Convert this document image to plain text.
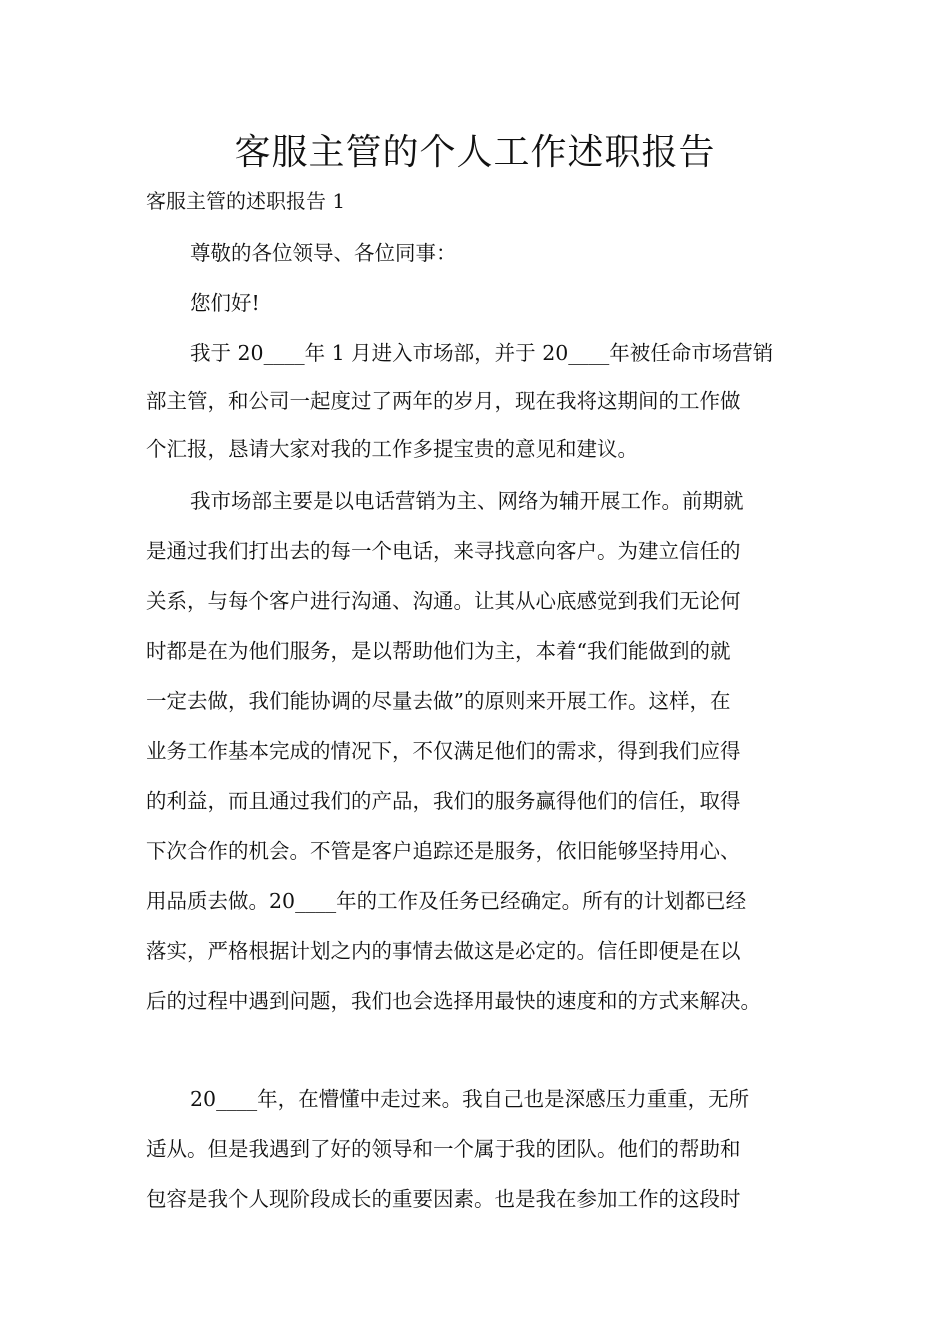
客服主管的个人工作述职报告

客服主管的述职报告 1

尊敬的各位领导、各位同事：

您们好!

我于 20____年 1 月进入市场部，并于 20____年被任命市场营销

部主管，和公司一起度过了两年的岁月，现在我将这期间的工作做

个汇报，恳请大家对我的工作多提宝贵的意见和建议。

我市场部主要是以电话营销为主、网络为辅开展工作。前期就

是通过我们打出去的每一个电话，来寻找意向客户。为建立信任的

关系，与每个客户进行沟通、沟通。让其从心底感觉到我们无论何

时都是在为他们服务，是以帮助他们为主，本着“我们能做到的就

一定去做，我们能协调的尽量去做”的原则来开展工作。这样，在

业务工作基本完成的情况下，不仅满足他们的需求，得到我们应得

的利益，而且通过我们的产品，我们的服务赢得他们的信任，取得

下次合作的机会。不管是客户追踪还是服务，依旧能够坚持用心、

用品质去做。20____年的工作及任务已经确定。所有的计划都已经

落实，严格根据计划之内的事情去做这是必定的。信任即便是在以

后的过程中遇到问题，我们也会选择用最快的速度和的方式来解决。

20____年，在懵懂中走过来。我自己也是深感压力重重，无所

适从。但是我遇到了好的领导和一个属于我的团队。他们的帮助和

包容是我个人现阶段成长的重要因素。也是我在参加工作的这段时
==
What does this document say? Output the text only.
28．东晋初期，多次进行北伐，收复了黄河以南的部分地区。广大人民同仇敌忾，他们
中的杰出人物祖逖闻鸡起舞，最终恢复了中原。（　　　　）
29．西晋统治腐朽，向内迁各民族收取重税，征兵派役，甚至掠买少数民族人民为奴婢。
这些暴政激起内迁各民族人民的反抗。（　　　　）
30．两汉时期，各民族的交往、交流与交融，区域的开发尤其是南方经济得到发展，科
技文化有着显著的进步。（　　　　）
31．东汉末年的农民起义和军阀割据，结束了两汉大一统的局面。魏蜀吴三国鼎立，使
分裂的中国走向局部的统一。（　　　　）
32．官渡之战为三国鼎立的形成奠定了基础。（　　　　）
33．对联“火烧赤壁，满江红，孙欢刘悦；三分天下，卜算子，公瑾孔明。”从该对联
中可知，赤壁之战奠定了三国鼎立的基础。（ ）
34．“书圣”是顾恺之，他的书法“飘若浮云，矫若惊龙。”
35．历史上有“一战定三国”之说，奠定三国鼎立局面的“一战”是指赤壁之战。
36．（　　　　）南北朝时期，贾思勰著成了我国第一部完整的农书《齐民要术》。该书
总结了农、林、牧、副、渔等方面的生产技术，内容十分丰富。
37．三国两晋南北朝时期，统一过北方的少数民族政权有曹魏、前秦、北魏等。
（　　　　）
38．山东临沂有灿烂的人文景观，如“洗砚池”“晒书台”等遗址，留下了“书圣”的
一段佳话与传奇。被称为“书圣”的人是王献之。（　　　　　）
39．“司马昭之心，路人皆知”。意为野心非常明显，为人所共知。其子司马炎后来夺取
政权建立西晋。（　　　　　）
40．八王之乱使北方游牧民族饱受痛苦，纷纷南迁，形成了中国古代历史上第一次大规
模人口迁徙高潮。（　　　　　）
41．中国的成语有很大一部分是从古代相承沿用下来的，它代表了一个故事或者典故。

• AIM OF THE TASK
Copy whichever lines in the listing above contain the word "this".

• TASK RESULT
Convert this document image to plain text.
What does this document say? Output the text only.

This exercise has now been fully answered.